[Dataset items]
▼▼▼

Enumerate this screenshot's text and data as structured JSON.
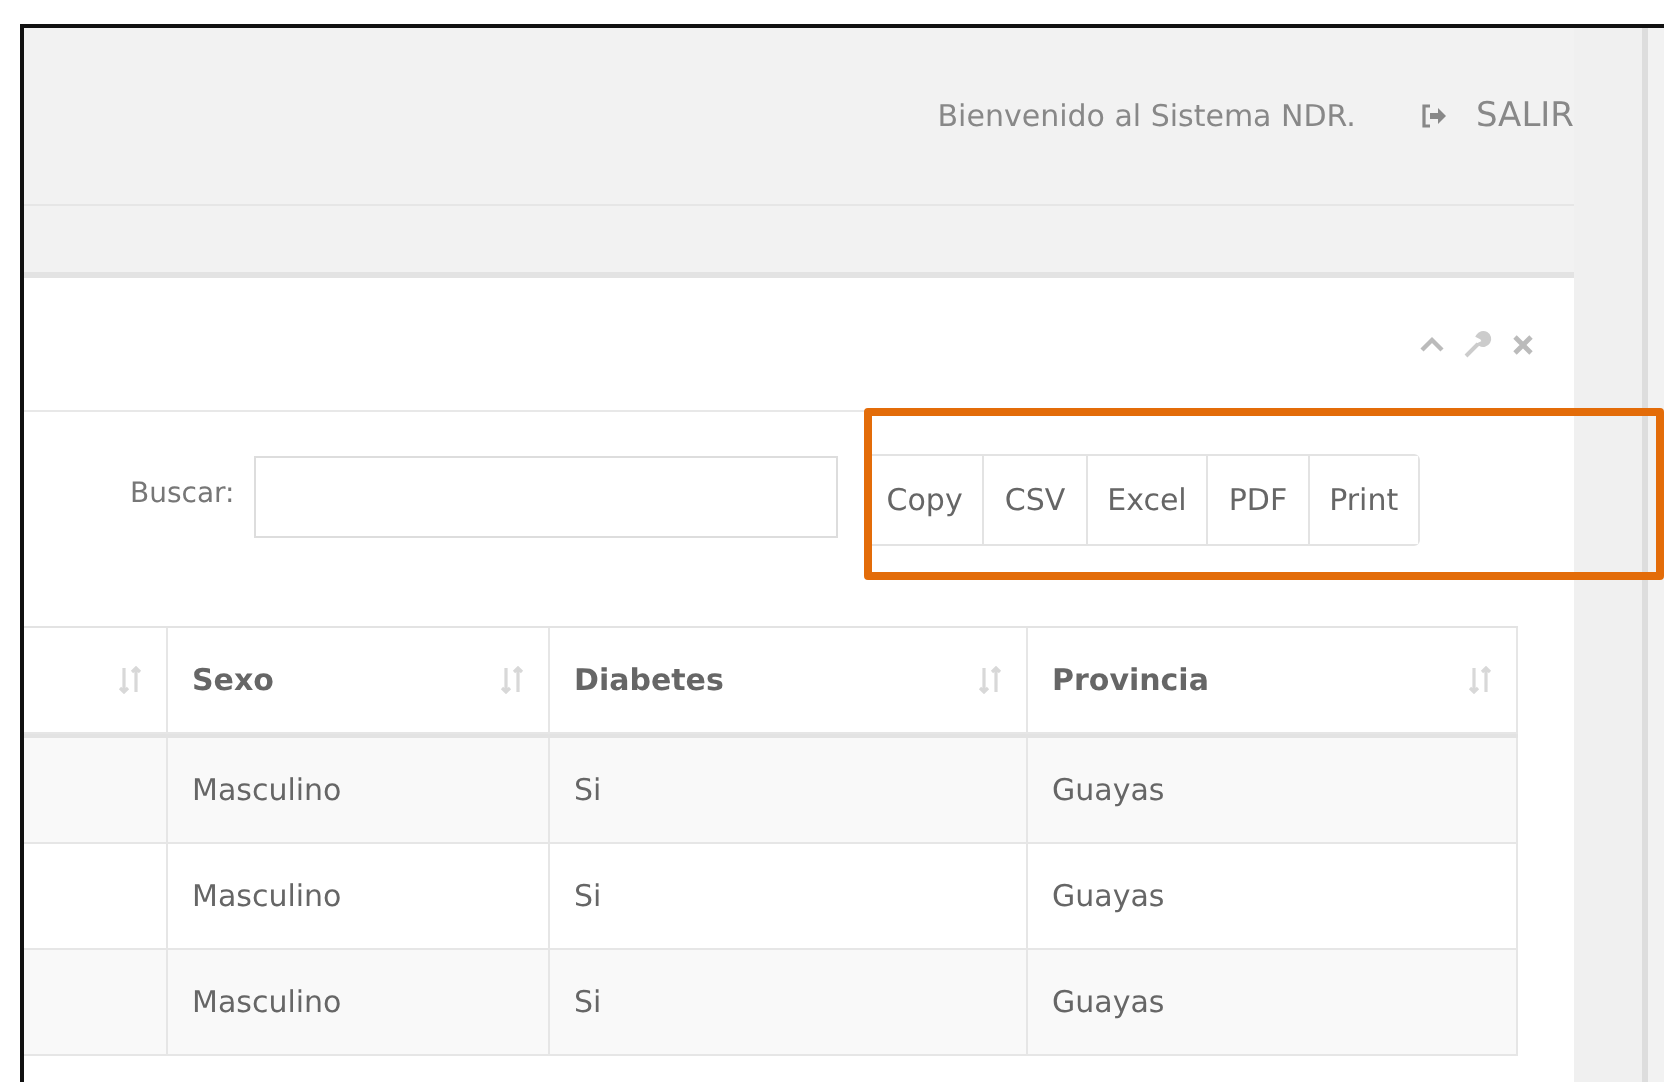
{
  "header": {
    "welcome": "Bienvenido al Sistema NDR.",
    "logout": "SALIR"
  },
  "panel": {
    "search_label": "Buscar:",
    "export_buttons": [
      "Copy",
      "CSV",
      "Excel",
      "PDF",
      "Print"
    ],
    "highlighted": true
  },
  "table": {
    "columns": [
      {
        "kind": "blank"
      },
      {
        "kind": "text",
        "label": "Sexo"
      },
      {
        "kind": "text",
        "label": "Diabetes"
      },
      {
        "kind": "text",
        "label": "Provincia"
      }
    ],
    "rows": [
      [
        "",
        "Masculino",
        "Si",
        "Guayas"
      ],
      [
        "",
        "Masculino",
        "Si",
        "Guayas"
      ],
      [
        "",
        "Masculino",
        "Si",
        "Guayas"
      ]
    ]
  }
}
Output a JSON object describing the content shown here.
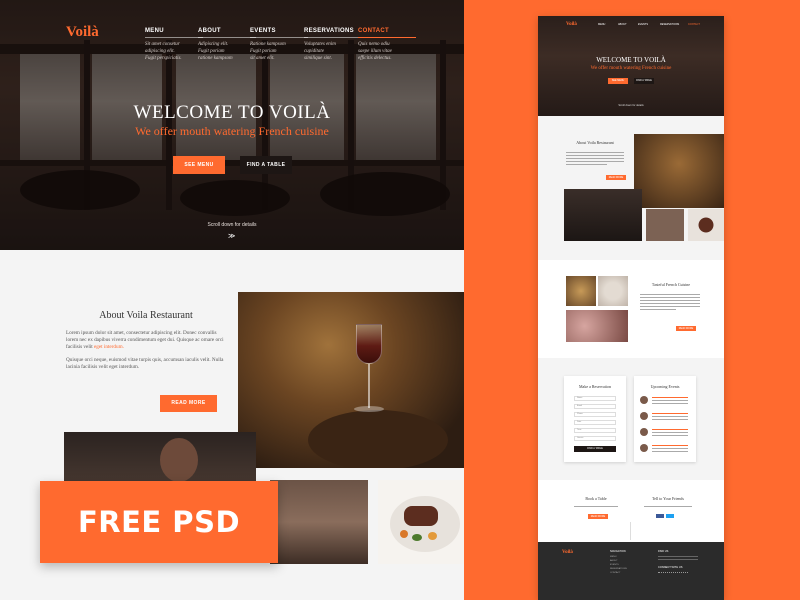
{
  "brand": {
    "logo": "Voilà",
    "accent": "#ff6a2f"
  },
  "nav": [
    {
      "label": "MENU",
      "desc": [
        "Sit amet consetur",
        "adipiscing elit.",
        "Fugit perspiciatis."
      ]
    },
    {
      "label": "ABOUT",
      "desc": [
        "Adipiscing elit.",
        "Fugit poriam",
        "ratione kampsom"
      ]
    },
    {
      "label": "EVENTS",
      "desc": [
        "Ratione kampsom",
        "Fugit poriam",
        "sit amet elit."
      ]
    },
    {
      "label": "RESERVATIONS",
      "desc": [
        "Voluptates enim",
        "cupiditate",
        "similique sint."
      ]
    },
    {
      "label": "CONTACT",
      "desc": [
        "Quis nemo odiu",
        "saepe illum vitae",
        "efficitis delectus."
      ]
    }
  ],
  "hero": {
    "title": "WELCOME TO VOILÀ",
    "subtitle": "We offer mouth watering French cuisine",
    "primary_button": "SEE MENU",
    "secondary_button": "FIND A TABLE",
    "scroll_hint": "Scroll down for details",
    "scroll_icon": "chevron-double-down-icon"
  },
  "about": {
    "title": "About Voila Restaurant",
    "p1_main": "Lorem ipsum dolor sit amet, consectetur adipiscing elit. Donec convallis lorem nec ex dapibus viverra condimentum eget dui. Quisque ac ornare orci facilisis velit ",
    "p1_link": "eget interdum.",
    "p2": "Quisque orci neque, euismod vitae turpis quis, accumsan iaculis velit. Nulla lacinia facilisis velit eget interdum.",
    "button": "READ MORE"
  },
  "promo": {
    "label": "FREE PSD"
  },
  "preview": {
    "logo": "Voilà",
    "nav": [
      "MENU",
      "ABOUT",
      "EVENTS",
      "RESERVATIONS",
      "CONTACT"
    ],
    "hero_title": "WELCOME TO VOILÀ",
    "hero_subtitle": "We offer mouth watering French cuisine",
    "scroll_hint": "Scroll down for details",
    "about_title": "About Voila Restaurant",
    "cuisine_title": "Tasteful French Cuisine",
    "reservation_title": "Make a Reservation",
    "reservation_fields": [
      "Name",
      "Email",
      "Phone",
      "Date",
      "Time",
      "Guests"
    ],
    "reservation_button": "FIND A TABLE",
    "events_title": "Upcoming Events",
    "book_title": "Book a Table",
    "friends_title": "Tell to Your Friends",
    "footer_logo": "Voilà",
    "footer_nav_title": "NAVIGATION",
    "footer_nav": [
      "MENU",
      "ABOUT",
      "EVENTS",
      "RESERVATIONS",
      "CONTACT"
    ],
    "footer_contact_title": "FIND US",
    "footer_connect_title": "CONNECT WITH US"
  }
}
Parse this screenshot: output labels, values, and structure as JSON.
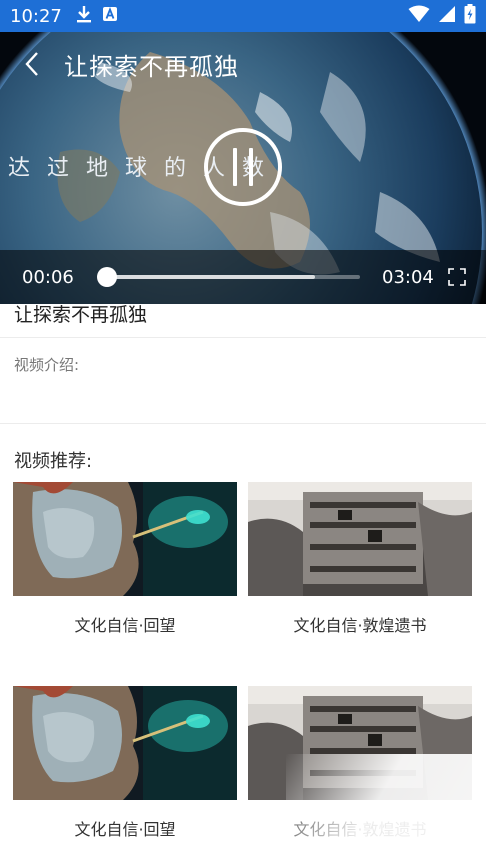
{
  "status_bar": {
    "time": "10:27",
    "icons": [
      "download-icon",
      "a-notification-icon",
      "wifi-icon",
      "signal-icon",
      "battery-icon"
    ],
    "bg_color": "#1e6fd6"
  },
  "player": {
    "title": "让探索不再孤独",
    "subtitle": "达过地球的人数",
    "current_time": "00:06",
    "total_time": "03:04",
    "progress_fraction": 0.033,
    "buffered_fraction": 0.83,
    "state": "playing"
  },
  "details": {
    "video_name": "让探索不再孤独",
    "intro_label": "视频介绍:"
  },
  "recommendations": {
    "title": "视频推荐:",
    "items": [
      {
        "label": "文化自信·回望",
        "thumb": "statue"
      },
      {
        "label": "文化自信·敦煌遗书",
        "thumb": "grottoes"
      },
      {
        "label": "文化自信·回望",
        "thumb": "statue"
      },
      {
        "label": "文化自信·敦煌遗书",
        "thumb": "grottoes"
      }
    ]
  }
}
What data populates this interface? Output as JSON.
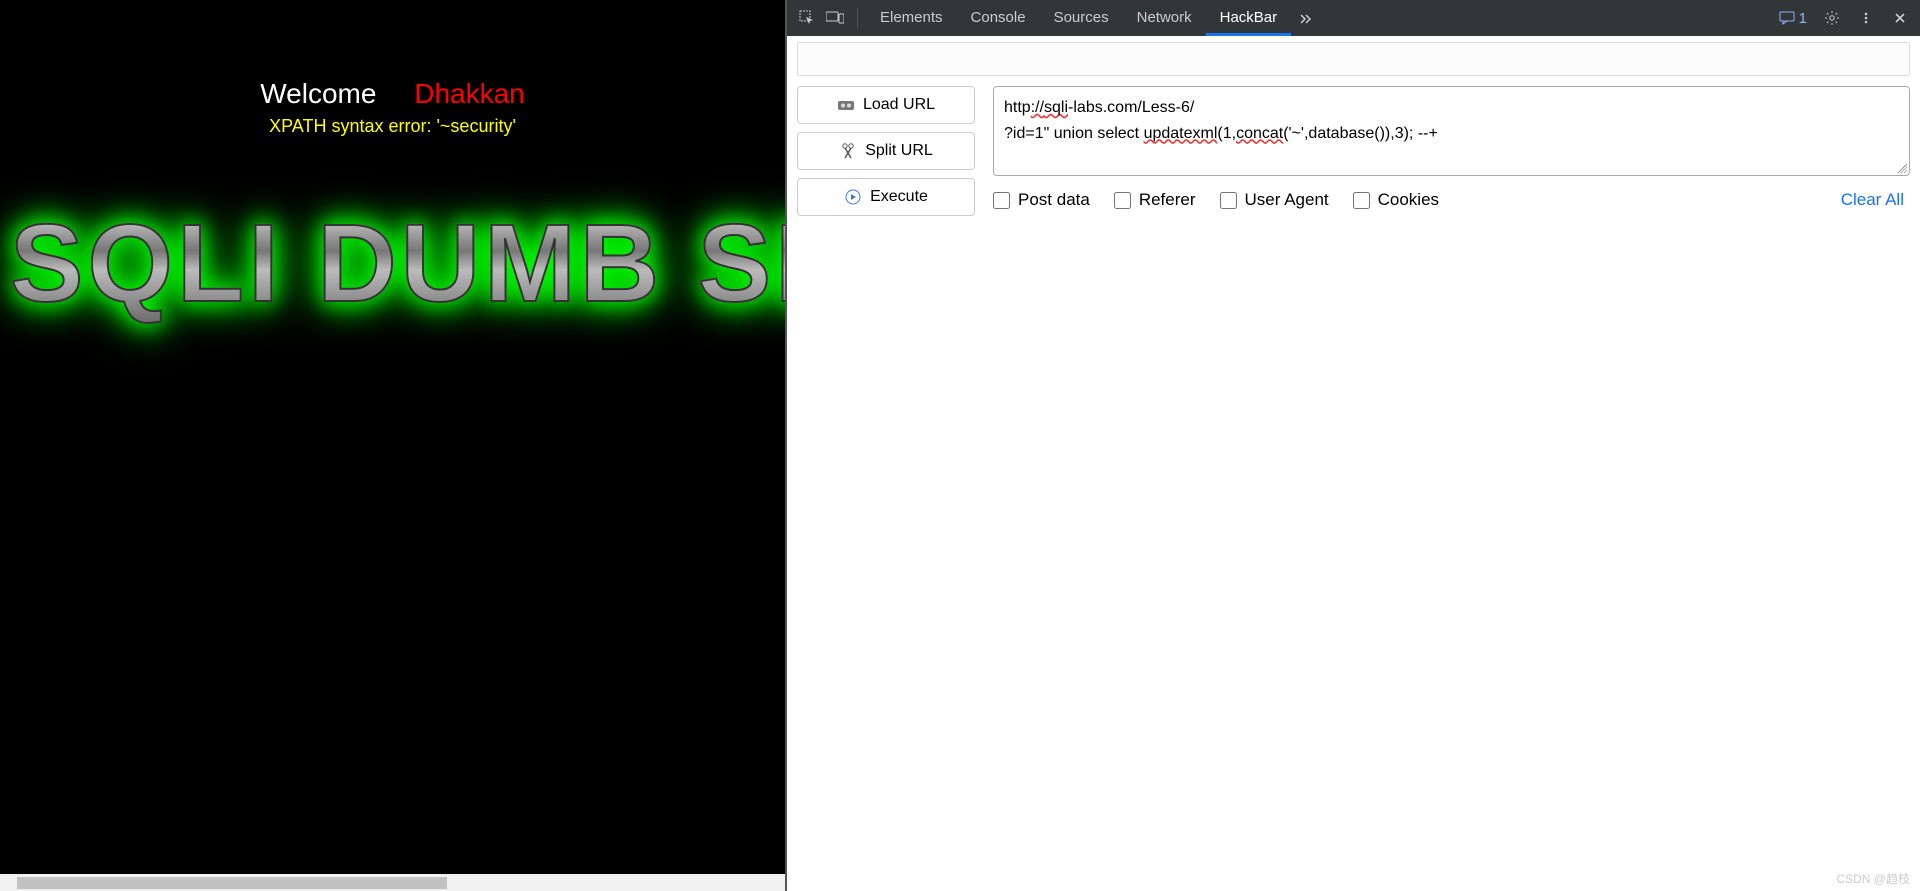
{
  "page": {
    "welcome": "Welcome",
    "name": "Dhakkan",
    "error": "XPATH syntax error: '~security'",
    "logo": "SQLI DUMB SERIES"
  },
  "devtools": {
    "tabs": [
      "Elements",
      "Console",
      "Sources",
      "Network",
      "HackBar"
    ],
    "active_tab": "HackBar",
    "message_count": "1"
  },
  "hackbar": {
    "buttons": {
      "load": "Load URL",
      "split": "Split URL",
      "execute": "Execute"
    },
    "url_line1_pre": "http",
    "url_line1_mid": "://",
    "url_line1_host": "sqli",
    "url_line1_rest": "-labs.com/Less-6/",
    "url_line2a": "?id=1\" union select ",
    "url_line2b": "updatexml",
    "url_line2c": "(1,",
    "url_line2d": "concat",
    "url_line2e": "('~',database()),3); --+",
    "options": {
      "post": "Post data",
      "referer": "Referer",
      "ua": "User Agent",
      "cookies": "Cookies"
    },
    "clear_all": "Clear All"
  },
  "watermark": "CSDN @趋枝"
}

▲▲▲

From the entries above, return each line with the word "offer" in it.

    "subtitle": "We offer mouth watering French cuisine",
    "hero_subtitle": "We offer mouth watering French cuisine",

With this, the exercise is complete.